**PROMPT:** Write out every line below that includes the word "range".

(Figure record extracts)
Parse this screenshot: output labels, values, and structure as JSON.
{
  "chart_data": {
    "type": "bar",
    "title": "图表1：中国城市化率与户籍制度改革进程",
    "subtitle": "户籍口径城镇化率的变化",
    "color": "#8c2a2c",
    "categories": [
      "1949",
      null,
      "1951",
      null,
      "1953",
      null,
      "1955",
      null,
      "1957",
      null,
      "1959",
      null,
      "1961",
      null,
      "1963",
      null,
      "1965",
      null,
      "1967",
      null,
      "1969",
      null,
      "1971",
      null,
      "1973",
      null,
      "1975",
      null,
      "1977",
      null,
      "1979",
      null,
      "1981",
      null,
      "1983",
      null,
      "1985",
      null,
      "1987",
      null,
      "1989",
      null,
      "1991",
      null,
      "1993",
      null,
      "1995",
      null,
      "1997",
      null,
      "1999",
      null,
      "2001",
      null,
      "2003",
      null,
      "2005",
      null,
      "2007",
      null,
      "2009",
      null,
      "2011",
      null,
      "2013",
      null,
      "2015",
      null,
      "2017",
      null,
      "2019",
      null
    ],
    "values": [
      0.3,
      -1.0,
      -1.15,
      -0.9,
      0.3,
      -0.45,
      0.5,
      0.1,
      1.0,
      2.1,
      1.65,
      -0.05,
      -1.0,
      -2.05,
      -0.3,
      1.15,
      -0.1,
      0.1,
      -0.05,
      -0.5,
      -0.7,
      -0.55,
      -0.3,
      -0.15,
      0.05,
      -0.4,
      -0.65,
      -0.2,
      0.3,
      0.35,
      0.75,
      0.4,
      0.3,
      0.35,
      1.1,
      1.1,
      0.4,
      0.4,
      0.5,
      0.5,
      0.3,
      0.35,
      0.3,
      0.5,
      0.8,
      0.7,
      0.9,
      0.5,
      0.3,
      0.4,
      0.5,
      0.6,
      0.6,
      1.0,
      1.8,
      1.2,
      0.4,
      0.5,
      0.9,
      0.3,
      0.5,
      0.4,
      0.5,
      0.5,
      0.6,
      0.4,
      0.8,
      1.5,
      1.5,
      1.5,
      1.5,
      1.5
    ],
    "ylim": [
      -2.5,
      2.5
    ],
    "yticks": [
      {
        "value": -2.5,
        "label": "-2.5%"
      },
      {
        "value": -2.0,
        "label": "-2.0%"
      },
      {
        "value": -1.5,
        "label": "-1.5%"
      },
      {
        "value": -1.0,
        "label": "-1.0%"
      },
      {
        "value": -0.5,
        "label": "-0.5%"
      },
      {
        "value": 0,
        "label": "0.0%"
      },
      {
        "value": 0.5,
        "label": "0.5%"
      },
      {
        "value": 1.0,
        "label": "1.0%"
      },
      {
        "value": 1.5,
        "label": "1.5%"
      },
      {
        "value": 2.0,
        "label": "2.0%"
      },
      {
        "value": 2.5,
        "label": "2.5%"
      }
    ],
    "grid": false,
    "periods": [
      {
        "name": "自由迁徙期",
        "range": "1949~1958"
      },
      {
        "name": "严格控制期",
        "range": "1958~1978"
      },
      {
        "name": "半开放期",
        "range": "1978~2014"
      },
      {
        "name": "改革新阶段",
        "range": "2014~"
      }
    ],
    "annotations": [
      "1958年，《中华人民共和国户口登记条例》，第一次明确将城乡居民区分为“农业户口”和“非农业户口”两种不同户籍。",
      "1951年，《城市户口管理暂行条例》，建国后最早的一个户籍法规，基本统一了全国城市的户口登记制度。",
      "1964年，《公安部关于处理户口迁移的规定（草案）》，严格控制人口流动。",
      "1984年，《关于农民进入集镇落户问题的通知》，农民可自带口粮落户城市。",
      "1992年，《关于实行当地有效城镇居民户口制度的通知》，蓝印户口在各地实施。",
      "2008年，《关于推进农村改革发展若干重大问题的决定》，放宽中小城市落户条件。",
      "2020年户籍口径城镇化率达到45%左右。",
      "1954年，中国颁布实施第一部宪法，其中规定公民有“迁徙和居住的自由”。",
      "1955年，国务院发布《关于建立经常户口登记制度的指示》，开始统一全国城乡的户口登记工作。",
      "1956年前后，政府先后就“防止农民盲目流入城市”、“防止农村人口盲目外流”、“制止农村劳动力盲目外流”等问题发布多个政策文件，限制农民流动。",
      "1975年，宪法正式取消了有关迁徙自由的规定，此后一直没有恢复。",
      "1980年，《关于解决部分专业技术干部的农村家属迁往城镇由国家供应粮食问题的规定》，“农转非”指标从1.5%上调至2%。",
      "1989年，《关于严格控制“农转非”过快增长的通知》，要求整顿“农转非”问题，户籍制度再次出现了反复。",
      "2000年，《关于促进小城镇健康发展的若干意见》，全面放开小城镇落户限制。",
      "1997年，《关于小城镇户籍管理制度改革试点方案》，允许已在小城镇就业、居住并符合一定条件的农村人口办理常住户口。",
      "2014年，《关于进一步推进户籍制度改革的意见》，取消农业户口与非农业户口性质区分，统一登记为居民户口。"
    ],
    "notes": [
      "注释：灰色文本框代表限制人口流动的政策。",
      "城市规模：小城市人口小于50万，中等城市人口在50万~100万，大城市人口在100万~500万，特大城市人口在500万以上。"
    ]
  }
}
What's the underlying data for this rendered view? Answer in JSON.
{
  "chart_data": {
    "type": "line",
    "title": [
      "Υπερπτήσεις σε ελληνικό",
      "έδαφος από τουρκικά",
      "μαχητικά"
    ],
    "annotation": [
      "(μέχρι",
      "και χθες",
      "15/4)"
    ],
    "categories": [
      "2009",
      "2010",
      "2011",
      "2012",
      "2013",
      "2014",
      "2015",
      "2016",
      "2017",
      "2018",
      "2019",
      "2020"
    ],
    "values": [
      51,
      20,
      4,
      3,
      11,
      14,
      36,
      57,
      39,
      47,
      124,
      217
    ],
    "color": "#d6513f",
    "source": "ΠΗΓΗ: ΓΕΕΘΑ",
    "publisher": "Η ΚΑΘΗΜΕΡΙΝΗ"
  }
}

**RESPONSE TO THE TASK:**
        "range": "1949~1958"
        "range": "1958~1978"
        "range": "1978~2014"
        "range": "2014~"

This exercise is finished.